== Extrait du texte ==

= = = =

Dernières lettres d’Honoré d’Estienne d’Orves
Le comte Henri Louis Honoré d’Estienne d’Orves est né en 1901 à Verrières-le-Buisson (Seine-et-Oise), dans une famille d’aristocrates catholiques. Polytechnicien, il embrasse la carrière d’officier de marine. En juillet 1940, lieutenant de vaisseau affecté à l’état-major de la Force X, en rade d’Alexandrie, à bord du croiseur Duquesne, il décide, avec sept officiers et une cinquantaine de marins, de rejoindre les Forces françaises libres.
Arrivé à Londres le 27 septembre 1940, après un long périple le long des côtes africaines, il est promu le 1er octobre capitaine de corvette et nommé à la tête du 2e bureau des Forces navales françaises libres.

= = = =

== Relevé du matériel ==

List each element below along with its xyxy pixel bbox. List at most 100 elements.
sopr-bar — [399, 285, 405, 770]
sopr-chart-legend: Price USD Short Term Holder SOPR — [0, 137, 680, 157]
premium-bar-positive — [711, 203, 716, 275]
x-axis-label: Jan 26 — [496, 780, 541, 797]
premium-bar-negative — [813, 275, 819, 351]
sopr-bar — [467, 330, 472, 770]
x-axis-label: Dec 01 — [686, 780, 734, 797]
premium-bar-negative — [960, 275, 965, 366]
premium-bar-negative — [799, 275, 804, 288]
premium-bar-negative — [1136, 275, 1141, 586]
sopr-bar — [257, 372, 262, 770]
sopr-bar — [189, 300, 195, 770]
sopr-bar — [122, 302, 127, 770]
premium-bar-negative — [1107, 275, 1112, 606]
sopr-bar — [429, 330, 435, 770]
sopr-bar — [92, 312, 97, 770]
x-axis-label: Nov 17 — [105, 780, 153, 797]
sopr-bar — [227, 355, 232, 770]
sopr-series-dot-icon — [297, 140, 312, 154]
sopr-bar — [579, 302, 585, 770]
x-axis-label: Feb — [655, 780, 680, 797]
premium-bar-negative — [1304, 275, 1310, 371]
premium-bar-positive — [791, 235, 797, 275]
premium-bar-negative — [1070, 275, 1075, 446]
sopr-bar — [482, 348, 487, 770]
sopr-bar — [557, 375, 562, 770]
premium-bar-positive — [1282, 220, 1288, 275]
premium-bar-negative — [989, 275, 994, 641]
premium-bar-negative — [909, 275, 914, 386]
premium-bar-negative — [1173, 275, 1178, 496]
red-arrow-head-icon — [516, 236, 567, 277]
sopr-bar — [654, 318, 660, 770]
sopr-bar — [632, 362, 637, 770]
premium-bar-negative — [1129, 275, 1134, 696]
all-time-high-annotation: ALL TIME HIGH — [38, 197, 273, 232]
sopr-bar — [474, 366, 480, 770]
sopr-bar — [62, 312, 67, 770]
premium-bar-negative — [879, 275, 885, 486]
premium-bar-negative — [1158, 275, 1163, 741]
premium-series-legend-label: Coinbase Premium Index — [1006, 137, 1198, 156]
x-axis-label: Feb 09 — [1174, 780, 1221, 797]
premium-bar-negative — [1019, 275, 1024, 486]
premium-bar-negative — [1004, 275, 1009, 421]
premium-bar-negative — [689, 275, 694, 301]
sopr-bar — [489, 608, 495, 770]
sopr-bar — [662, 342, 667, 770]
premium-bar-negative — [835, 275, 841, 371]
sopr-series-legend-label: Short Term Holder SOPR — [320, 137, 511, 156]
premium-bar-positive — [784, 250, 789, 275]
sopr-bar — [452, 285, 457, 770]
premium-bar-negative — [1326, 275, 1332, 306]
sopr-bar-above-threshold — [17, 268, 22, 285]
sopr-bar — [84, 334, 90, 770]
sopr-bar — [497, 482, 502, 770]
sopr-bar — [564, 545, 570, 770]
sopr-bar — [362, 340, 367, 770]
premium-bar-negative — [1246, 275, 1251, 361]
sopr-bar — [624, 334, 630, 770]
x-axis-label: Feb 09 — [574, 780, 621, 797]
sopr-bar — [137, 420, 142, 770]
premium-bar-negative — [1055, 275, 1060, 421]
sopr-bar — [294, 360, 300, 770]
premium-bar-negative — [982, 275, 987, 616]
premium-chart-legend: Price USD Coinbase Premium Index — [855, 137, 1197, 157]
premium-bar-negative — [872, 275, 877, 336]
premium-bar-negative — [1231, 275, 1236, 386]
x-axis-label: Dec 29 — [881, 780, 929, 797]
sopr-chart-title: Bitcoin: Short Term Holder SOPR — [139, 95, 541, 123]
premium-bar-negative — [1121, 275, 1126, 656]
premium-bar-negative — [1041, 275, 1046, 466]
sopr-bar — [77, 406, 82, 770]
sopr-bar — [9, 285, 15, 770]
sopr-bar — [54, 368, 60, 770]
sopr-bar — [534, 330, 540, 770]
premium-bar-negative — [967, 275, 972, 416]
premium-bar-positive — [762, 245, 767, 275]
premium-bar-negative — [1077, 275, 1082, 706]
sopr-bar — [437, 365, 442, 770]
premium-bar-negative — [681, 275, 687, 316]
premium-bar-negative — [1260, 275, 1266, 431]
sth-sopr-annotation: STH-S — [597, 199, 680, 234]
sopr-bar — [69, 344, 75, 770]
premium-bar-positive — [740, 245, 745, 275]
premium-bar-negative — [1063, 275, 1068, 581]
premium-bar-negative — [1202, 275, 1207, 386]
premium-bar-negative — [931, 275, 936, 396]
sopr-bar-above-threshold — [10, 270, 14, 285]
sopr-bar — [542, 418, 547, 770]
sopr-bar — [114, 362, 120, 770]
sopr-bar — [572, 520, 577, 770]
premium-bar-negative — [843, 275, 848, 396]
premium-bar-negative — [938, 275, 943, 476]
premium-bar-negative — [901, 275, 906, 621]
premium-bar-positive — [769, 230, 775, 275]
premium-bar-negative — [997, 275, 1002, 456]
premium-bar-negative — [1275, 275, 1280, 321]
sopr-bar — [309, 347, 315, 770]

= = = =

== Série de tâches ==
A. Répondez aux questions suivantes à l'aide de l'extrait consacré à Honoré d'Estienne d'Orves.
(i) En quelle année et dans quelle commune est-il né ?
(ii) À bord de quel croiseur se trouvait-il en juillet 1940 ?
(iii) À la tête de quel service est-il nommé après son arrivée à Londres ?
B. Poursuivez l'extrait sur Honoré d'Estienne d'Orves à partir de sa dernière phrase.

== Liste des réponses ==
A.
(i) Il est né en 1901 à Verrières-le-Buisson (Seine-et-Oise).
(ii) Il se trouvait à bord du croiseur Duquesne.
(iii) Il est nommé à la tête du 2e bureau des Forces navales françaises libres.

B.
Chargé de développer le renseignement sur le territoire français à partir d’un réseau embryonnaire, « Nemrod », il est affecté à l’Amirauté britannique et embarque à Newlyn le 21 décembre 1940, à destination de Plogoff. Mais, trahi par son radio Alfred Gaessler, alias « Georges Marty », il est arrêté à Nantes le 21 janvier 1941. La cour martiale le condamne à mort pour « espionnage » avec huit membres de son réseau le 23 mai 1941. Il est fusillé le 29 août au mont Valérien, avec Maurice Barlier et Yan Doornik, deux officiers de la France libre fondateurs de « Nemrod ». Le même jour, une affiche bilingue, apposée dans les rues de Paris, annonce leur exécution.
Honoré d’Estienne d’Orves est fait compagnon de la Libération le 30 octobre 1944. Honoré d’Estienne d’Orves a écrit quatre lettres : à son ami le capitaine de frégate Paul Fontaine, dit « Pépin », qui sert au cabinet de l’amiral Darlan et a œuvré pour obtenir sa grâce ; à sa sœur Catherine Régnier, à l’abbé Stock, aumônier militaire allemand, et à sa femme Éliane.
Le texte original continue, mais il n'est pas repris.